**RECORD LIST:**
..............................

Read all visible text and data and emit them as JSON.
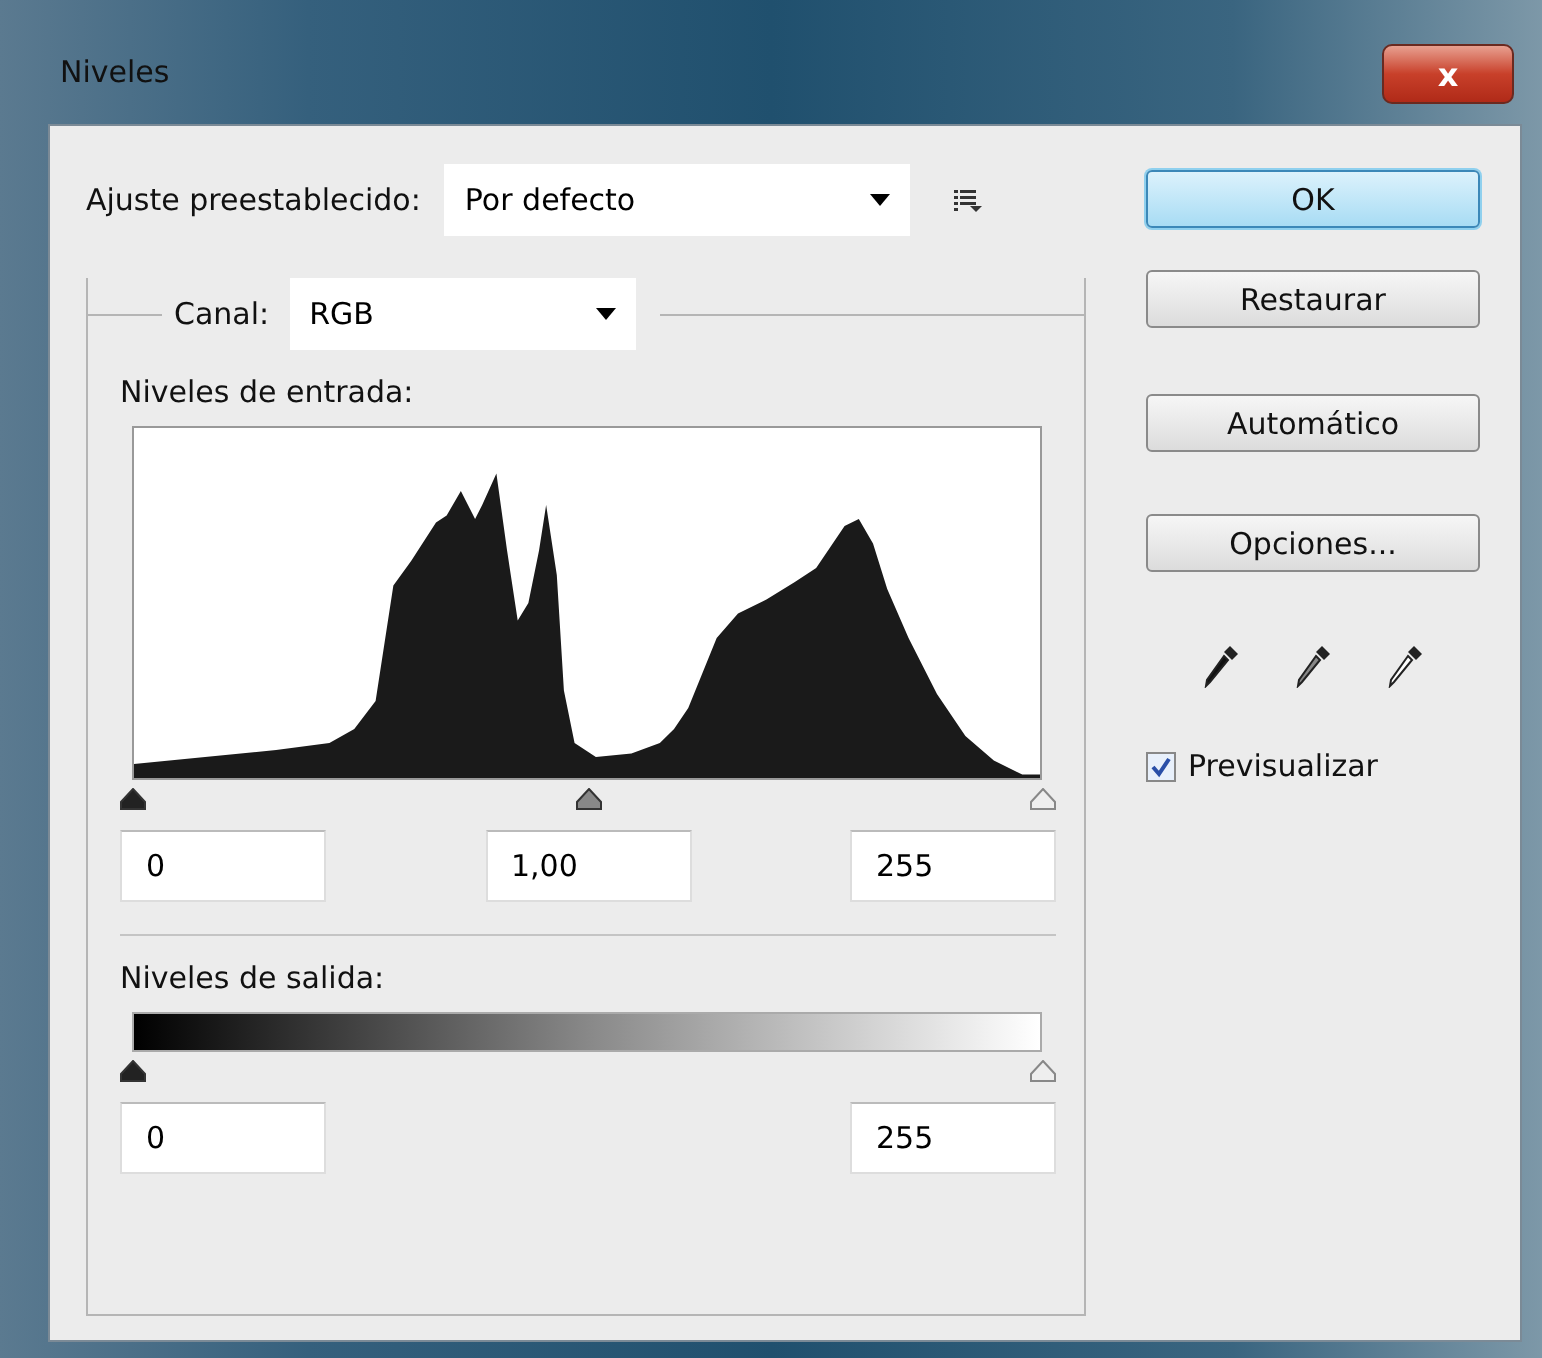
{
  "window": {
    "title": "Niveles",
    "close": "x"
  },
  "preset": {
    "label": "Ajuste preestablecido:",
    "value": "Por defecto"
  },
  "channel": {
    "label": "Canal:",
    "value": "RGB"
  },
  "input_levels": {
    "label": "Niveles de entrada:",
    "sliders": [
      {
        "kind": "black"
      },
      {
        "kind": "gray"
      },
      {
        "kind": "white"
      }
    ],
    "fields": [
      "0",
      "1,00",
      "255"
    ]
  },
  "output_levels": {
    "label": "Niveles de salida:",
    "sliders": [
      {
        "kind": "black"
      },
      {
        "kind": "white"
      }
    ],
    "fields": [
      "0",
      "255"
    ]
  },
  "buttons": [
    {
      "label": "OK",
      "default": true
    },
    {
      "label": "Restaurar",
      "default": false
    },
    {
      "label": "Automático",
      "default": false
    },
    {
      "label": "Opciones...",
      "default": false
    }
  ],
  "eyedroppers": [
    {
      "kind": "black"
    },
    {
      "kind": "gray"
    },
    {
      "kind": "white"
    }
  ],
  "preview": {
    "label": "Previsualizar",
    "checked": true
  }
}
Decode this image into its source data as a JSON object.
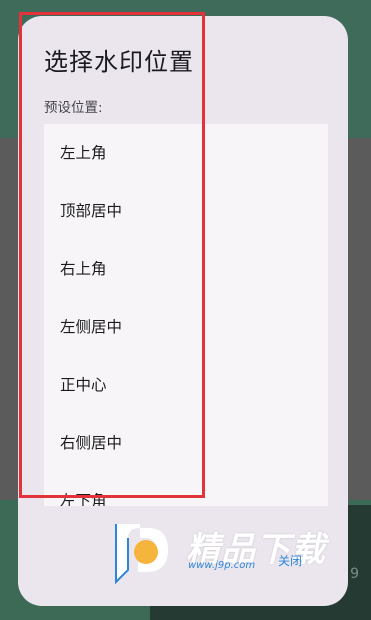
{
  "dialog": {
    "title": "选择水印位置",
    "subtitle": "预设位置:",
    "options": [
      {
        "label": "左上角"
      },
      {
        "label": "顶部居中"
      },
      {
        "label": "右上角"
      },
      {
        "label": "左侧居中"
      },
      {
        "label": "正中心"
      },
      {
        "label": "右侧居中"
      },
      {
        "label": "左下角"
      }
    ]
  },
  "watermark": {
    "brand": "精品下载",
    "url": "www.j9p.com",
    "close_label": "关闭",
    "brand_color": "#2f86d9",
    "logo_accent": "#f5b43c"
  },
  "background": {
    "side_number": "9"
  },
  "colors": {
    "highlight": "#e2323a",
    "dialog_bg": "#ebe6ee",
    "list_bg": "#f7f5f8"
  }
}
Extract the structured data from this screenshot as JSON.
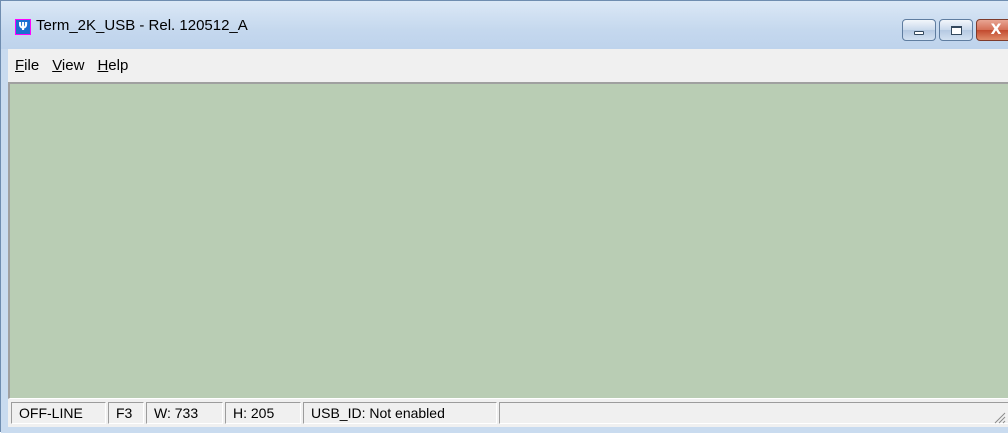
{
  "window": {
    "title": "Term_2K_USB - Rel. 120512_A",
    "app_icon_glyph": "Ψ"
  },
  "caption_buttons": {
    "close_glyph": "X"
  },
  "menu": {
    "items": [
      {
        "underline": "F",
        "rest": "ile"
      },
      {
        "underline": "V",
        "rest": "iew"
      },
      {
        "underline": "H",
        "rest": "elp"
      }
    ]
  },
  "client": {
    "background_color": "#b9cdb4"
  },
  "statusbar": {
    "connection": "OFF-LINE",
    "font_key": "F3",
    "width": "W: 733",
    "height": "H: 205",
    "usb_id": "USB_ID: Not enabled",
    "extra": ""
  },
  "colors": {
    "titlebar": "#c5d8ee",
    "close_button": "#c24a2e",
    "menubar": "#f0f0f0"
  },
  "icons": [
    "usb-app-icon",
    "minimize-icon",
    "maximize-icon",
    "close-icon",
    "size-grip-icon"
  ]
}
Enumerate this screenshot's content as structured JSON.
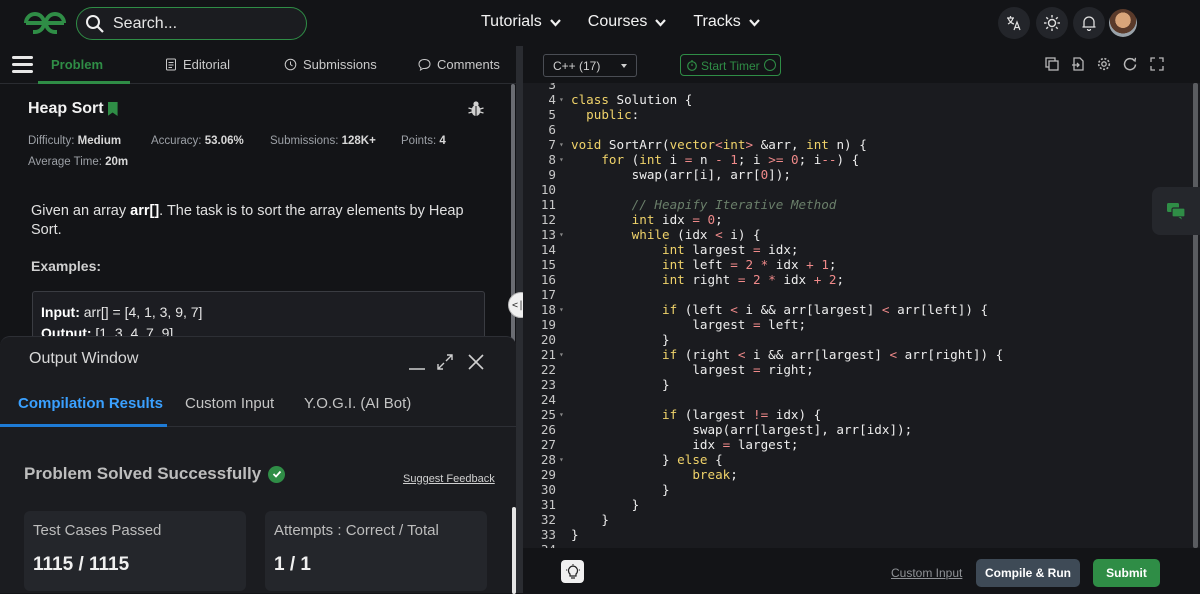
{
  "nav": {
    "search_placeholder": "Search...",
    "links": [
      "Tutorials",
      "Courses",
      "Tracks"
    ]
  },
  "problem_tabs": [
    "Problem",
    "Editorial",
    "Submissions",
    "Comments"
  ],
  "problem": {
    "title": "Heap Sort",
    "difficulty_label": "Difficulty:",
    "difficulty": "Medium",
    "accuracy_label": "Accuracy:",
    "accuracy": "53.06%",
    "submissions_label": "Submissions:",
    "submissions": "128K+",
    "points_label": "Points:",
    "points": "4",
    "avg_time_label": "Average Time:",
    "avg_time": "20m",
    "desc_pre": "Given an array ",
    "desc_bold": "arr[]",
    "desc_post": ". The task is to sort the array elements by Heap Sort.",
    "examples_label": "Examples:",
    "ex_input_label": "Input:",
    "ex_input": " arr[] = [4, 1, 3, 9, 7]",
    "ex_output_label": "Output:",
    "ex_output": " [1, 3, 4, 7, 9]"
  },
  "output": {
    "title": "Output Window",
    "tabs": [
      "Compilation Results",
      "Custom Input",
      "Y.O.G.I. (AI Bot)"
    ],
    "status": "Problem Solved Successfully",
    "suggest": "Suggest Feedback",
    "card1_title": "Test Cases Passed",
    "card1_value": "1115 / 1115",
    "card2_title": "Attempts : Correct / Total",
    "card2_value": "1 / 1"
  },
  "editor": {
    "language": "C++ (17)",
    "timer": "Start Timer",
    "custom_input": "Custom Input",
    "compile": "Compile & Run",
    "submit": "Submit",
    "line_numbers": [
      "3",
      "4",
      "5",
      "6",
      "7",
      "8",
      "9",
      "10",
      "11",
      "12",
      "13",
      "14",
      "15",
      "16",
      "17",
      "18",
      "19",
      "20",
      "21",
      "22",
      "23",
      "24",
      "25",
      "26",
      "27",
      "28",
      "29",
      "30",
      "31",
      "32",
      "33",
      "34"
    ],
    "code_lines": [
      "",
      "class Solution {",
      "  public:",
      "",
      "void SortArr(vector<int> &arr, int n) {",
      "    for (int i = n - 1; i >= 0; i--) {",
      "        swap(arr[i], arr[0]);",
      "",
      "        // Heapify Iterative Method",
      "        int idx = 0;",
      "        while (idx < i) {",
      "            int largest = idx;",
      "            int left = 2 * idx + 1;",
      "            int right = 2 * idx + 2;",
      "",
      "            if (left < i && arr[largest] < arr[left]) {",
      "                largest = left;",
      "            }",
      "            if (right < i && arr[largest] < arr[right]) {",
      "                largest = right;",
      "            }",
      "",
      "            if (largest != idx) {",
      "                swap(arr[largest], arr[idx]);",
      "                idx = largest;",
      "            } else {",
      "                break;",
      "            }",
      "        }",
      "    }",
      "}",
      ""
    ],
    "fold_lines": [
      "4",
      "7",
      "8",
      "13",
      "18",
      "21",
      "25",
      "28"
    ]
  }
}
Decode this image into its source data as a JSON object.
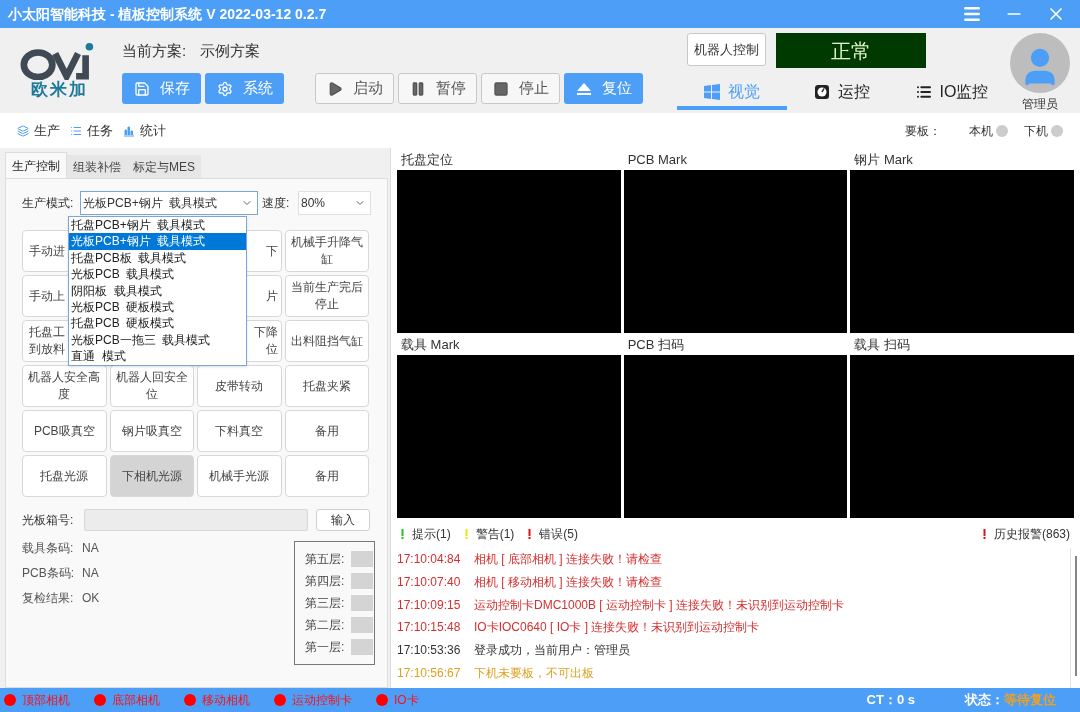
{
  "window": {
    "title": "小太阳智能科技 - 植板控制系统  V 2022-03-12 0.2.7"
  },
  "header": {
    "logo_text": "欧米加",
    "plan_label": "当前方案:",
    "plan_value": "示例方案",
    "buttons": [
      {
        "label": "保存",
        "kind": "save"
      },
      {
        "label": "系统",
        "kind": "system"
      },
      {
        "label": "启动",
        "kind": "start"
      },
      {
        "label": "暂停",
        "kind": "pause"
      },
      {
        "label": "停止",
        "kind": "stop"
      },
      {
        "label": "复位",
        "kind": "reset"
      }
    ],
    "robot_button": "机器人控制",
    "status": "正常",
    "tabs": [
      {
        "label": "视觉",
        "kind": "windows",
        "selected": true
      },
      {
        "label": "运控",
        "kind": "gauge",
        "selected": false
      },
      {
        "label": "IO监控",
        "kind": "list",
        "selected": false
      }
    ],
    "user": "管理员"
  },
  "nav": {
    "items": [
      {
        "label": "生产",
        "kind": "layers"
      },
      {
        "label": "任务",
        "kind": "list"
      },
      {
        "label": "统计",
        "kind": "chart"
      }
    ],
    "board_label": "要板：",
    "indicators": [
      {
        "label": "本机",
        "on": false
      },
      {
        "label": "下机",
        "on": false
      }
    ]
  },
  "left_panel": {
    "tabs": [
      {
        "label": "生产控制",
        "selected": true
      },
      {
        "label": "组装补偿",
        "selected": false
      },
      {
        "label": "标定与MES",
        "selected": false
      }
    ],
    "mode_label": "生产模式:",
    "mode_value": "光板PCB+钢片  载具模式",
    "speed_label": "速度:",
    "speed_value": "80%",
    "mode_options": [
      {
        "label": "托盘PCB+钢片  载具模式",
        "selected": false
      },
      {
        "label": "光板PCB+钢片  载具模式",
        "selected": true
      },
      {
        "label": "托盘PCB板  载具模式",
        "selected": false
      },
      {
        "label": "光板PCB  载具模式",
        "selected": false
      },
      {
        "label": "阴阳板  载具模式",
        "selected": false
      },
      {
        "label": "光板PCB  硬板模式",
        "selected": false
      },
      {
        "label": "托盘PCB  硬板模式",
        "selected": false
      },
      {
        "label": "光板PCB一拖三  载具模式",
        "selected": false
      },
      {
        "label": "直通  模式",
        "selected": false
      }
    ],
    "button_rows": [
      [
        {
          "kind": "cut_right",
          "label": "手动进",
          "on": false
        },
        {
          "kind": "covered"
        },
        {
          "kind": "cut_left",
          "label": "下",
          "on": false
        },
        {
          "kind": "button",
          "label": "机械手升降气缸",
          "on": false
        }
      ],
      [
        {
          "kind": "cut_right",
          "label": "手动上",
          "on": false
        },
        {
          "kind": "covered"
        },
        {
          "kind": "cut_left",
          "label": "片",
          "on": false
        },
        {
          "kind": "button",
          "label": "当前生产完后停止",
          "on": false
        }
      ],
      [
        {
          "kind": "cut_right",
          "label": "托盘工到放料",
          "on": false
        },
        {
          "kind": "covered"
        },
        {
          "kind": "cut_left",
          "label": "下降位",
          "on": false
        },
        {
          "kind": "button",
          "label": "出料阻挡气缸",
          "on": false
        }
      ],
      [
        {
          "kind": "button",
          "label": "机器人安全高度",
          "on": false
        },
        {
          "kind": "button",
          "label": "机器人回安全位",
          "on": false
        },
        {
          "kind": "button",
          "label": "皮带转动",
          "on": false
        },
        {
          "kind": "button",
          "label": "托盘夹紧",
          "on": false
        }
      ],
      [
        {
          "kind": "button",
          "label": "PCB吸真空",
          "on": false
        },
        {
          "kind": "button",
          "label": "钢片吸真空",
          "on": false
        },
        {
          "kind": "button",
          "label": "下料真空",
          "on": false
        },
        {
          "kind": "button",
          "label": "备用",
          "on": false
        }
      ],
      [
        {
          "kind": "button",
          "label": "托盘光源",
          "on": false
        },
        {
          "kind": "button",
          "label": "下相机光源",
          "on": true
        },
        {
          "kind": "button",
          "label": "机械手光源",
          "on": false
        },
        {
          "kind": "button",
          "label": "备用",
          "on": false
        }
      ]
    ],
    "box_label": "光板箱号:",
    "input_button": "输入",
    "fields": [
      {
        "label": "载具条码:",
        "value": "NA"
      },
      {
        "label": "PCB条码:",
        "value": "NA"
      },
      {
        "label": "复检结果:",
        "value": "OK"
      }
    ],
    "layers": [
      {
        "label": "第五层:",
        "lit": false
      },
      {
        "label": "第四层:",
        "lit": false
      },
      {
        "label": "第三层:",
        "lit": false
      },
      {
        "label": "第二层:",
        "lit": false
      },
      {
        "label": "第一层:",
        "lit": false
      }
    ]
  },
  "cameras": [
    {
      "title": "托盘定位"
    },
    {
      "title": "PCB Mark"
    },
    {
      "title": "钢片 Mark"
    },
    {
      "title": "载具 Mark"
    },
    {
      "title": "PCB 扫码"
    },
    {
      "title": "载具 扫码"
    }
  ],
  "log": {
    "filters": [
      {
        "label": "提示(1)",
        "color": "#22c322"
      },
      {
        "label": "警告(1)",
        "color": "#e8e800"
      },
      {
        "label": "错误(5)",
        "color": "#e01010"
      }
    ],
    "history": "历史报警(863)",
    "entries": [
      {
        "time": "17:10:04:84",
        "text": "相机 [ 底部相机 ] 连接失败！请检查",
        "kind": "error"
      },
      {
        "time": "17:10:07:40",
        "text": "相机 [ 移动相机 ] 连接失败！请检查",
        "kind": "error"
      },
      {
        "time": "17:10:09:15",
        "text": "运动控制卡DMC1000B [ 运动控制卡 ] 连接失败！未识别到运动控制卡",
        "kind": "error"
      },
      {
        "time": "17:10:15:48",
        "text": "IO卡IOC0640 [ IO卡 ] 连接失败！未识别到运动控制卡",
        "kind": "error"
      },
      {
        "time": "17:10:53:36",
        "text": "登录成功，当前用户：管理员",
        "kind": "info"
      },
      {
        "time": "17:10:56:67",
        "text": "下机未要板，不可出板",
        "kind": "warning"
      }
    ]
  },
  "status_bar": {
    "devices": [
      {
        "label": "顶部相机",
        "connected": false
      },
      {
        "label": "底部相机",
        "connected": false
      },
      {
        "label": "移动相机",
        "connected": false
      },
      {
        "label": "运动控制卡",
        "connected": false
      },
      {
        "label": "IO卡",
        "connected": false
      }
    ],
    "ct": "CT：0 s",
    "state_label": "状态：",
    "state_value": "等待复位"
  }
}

..............................

**WHAT YOU WILL DO:**
Check each line of these records for the string "swap" and state only how many lines have it.

**FINISHED EXERCISE:**
2